| Written task |
Write out these records again, substituting "Drawing size" for every occurrence of "Patent image size" and keeping everything else the same. Omit the pictures from your answer.

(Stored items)
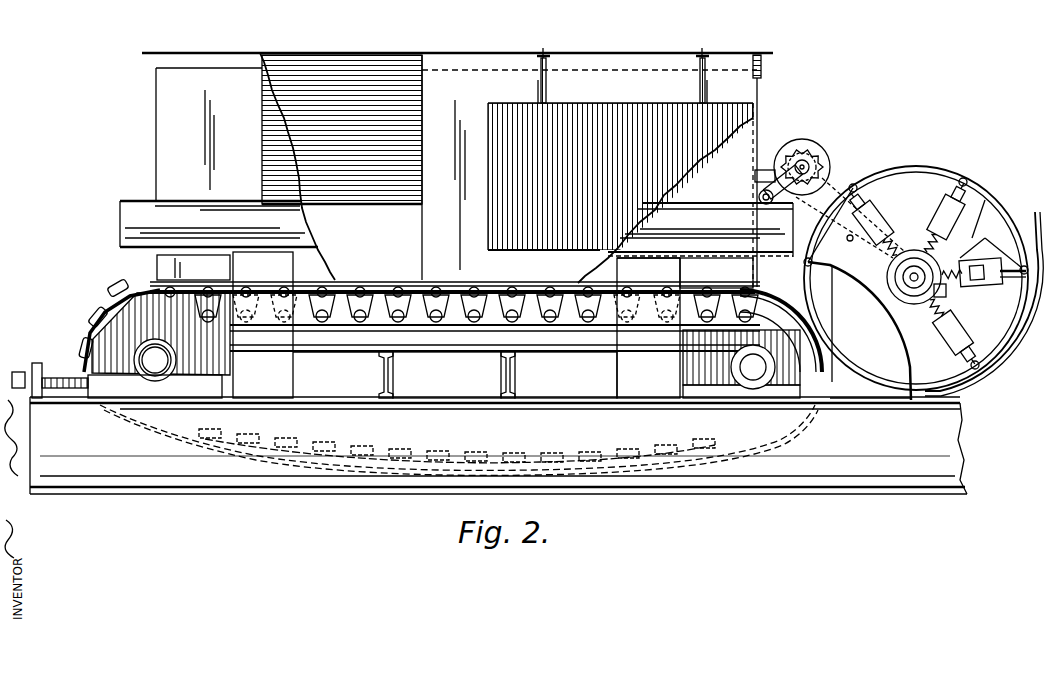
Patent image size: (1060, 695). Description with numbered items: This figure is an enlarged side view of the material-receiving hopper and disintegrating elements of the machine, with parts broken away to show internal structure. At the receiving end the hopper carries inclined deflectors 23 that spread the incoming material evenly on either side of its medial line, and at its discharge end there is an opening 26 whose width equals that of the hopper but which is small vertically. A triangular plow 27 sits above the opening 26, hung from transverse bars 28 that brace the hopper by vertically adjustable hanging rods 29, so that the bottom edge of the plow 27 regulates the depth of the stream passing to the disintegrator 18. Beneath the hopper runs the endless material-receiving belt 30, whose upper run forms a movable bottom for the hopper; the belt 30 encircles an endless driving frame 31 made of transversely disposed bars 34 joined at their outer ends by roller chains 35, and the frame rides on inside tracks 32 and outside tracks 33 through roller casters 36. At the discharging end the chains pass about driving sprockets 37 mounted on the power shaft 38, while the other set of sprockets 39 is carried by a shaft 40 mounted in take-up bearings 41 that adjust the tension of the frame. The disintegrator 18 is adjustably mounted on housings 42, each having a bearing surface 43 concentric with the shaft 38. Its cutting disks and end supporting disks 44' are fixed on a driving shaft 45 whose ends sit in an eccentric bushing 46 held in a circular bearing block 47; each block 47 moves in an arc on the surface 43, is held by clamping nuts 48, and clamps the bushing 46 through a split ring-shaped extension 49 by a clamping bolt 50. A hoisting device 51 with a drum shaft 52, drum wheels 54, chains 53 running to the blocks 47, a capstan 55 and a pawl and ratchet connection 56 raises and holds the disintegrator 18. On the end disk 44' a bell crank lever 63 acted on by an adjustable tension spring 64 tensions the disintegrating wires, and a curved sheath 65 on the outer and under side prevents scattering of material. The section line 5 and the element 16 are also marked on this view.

The top plate 16 is at (465, 62).
The deflectors 23 is at (422, 115).
The plow 27 is at (623, 104).
The transverse bars 28 is at (548, 60).
The hanging rods 29 is at (540, 90).
The opening 26 is at (757, 272).
The section line 5 is at (303, 300).
The outside tracks 33 is at (528, 292).
The transversely disposed bars 34 is at (390, 295).
The endless driving frame 31 is at (447, 375).
The inside tracks 32 is at (580, 350).
The take-up bearings 41 is at (115, 405).
The endless material-receiving belt 30 is at (630, 490).
The shaft 40 is at (158, 368).
The sprockets 39 is at (138, 290).
The roller chains 35 is at (110, 308).
The roller casters 36 is at (108, 298).
The driving sprockets 37 is at (690, 355).
The power shaft 38 is at (753, 392).
The housings 42 is at (859, 331).
The bearing surface 43 is at (908, 380).
The hoisting device 51 is at (815, 138).
The drum shaft 52 is at (812, 171).
The drum wheels 54 is at (785, 145).
The capstan 55 is at (775, 158).
The pawl and ratchet connection 56 is at (760, 191).
The chains 53 is at (824, 196).
The disintegrator 18 is at (932, 168).
The driving shaft 45 is at (898, 284).
The eccentric bushing 46 is at (888, 268).
The bell crank lever 63 is at (880, 208).
The adjustable tension spring 64 is at (930, 223).
The clamping bolt 50 is at (982, 266).
The circular bearing block 47 is at (942, 255).
The clamping nuts 48 is at (850, 258).
The split ring-shaped extension 49 is at (950, 300).
The end supporting disks 44' is at (996, 202).
The sheath 65 is at (1020, 373).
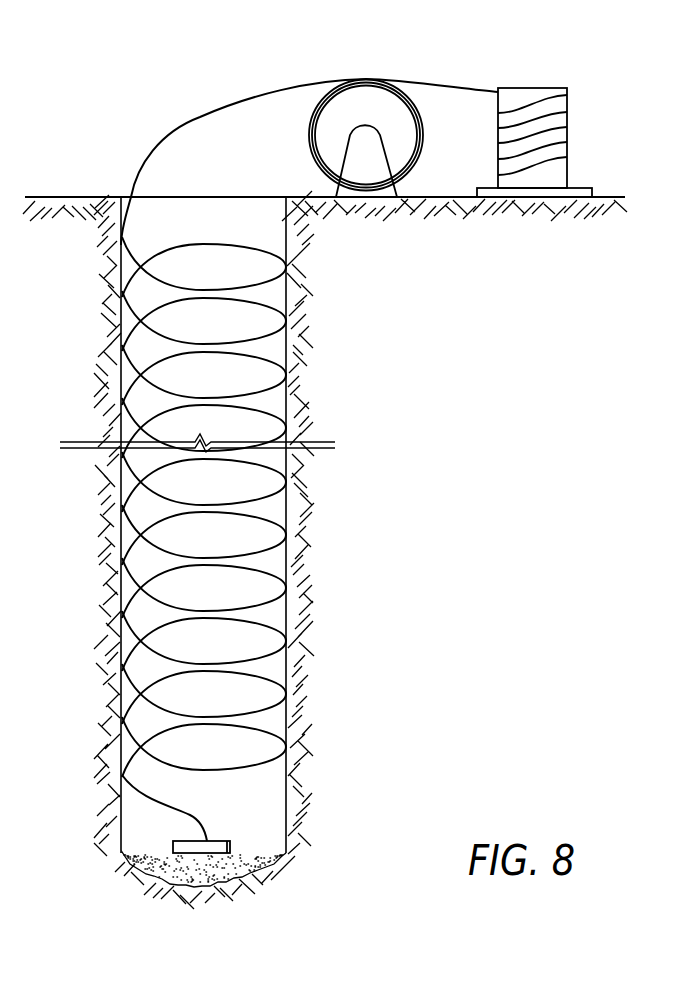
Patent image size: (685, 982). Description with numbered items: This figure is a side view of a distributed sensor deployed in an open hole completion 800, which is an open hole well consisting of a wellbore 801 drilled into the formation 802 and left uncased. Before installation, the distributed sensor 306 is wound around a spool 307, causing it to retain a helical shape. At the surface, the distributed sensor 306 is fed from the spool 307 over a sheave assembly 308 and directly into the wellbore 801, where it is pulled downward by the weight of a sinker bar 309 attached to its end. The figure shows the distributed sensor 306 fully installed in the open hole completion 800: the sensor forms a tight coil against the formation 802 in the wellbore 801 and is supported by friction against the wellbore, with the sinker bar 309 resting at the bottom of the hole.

The open hole completion 800 is at (150, 120).
The wellbore 801 is at (330, 533).
The formation 802 is at (376, 614).
The distributed sensor 306 is at (244, 112).
The spool 307 is at (525, 97).
The sheave assembly 308 is at (358, 103).
The sinker bar 309 is at (229, 840).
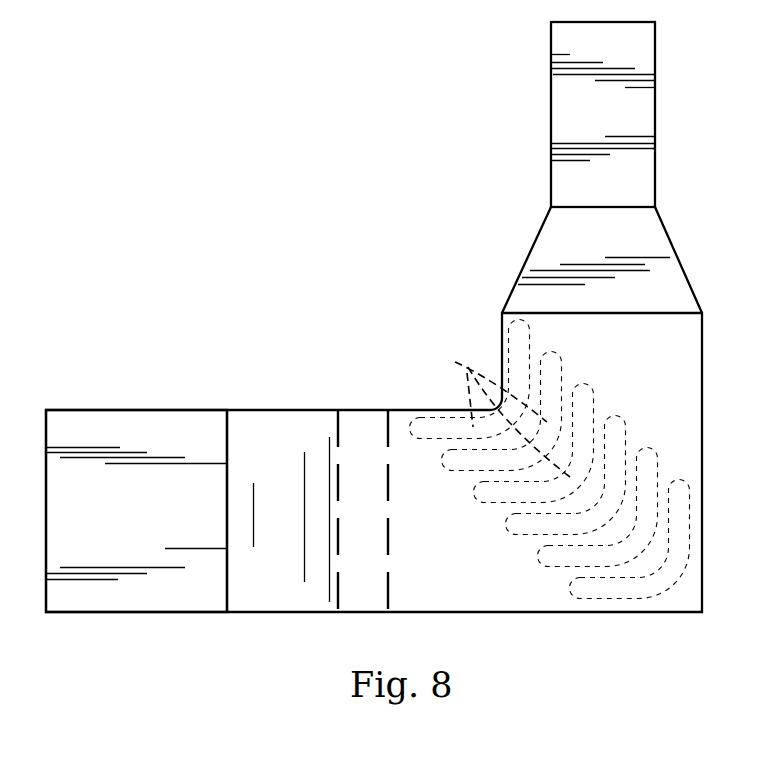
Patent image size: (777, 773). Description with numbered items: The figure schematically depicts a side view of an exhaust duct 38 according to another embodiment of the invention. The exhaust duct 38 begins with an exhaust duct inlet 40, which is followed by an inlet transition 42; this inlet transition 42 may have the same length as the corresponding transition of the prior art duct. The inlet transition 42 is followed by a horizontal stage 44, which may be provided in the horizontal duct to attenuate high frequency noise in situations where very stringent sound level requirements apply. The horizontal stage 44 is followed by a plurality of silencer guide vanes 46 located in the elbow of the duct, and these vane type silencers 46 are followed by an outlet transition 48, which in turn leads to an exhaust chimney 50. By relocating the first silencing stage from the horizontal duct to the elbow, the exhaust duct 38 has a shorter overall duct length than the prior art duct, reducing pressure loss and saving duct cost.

The exhaust duct 38 is at (415, 193).
The exhaust duct inlet 40 is at (140, 420).
The inlet transition 42 is at (278, 420).
The horizontal stage 44 is at (355, 422).
The silencer guide vanes 46 is at (456, 362).
The outlet transition 48 is at (655, 238).
The exhaust chimney 50 is at (565, 102).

| Output for this exercise |
Drawing size: (1060, 695). Description with numbered items: This figure is an enlarged side view of the material-receiving hopper and disintegrating elements of the machine, with parts broken away to show internal structure. At the receiving end the hopper carries inclined deflectors 23 that spread the incoming material evenly on either side of its medial line, and at its discharge end there is an opening 26 whose width equals that of the hopper but which is small vertically. A triangular plow 27 sits above the opening 26, hung from transverse bars 28 that brace the hopper by vertically adjustable hanging rods 29, so that the bottom edge of the plow 27 regulates the depth of the stream passing to the disintegrator 18. Beneath the hopper runs the endless material-receiving belt 30, whose upper run forms a movable bottom for the hopper; the belt 30 encircles an endless driving frame 31 made of transversely disposed bars 34 joined at their outer ends by roller chains 35, and the frame rides on inside tracks 32 and outside tracks 33 through roller casters 36. At the discharging end the chains pass about driving sprockets 37 mounted on the power shaft 38, while the other set of sprockets 39 is carried by a shaft 40 mounted in take-up bearings 41 that adjust the tension of the frame. The disintegrator 18 is adjustably mounted on housings 42, each having a bearing surface 43 concentric with the shaft 38. Its cutting disks and end supporting disks 44' are fixed on a driving shaft 45 whose ends sit in an eccentric bushing 46 held in a circular bearing block 47; each block 47 moves in an arc on the surface 43, is held by clamping nuts 48, and clamps the bushing 46 through a split ring-shaped extension 49 by a clamping bolt 50. A hoisting device 51 with a drum shaft 52, drum wheels 54, chains 53 running to the blocks 47, a capstan 55 and a pawl and ratchet connection 56 raises and holds the disintegrator 18. On the end disk 44' a bell crank lever 63 acted on by an adjustable tension spring 64 tensions the disintegrating wires, and a curved sheath 65 on the outer and under side prevents scattering of material. The section line 5 and the element 16 are also marked on this view.

The top plate 16 is at (465, 62).
The deflectors 23 is at (422, 115).
The plow 27 is at (623, 104).
The transverse bars 28 is at (548, 60).
The hanging rods 29 is at (540, 90).
The opening 26 is at (757, 272).
The section line 5 is at (303, 300).
The outside tracks 33 is at (528, 292).
The transversely disposed bars 34 is at (390, 295).
The endless driving frame 31 is at (447, 375).
The inside tracks 32 is at (580, 350).
The take-up bearings 41 is at (115, 405).
The endless material-receiving belt 30 is at (630, 490).
The shaft 40 is at (158, 368).
The sprockets 39 is at (138, 290).
The roller chains 35 is at (110, 308).
The roller casters 36 is at (108, 298).
The driving sprockets 37 is at (690, 355).
The power shaft 38 is at (753, 392).
The housings 42 is at (859, 331).
The bearing surface 43 is at (908, 380).
The hoisting device 51 is at (815, 138).
The drum shaft 52 is at (812, 171).
The drum wheels 54 is at (785, 145).
The capstan 55 is at (775, 158).
The pawl and ratchet connection 56 is at (760, 191).
The chains 53 is at (824, 196).
The disintegrator 18 is at (932, 168).
The driving shaft 45 is at (898, 284).
The eccentric bushing 46 is at (888, 268).
The bell crank lever 63 is at (880, 208).
The adjustable tension spring 64 is at (930, 223).
The clamping bolt 50 is at (982, 266).
The circular bearing block 47 is at (942, 255).
The clamping nuts 48 is at (850, 258).
The split ring-shaped extension 49 is at (950, 300).
The end supporting disks 44' is at (996, 202).
The sheath 65 is at (1020, 373).
Drawing size: (685, 982). Description with numbered items: This figure is a side view of a distributed sensor deployed in an open hole completion 800, which is an open hole well consisting of a wellbore 801 drilled into the formation 802 and left uncased. Before installation, the distributed sensor 306 is wound around a spool 307, causing it to retain a helical shape. At the surface, the distributed sensor 306 is fed from the spool 307 over a sheave assembly 308 and directly into the wellbore 801, where it is pulled downward by the weight of a sinker bar 309 attached to its end. The figure shows the distributed sensor 306 fully installed in the open hole completion 800: the sensor forms a tight coil against the formation 802 in the wellbore 801 and is supported by friction against the wellbore, with the sinker bar 309 resting at the bottom of the hole.

The open hole completion 800 is at (150, 120).
The wellbore 801 is at (330, 533).
The formation 802 is at (376, 614).
The distributed sensor 306 is at (244, 112).
The spool 307 is at (525, 97).
The sheave assembly 308 is at (358, 103).
The sinker bar 309 is at (229, 840).
Drawing size: (777, 773). Description with numbered items: The figure schematically depicts a side view of an exhaust duct 38 according to another embodiment of the invention. The exhaust duct 38 begins with an exhaust duct inlet 40, which is followed by an inlet transition 42; this inlet transition 42 may have the same length as the corresponding transition of the prior art duct. The inlet transition 42 is followed by a horizontal stage 44, which may be provided in the horizontal duct to attenuate high frequency noise in situations where very stringent sound level requirements apply. The horizontal stage 44 is followed by a plurality of silencer guide vanes 46 located in the elbow of the duct, and these vane type silencers 46 are followed by an outlet transition 48, which in turn leads to an exhaust chimney 50. By relocating the first silencing stage from the horizontal duct to the elbow, the exhaust duct 38 has a shorter overall duct length than the prior art duct, reducing pressure loss and saving duct cost.

The exhaust duct 38 is at (415, 193).
The exhaust duct inlet 40 is at (140, 420).
The inlet transition 42 is at (278, 420).
The horizontal stage 44 is at (355, 422).
The silencer guide vanes 46 is at (456, 362).
The outlet transition 48 is at (655, 238).
The exhaust chimney 50 is at (565, 102).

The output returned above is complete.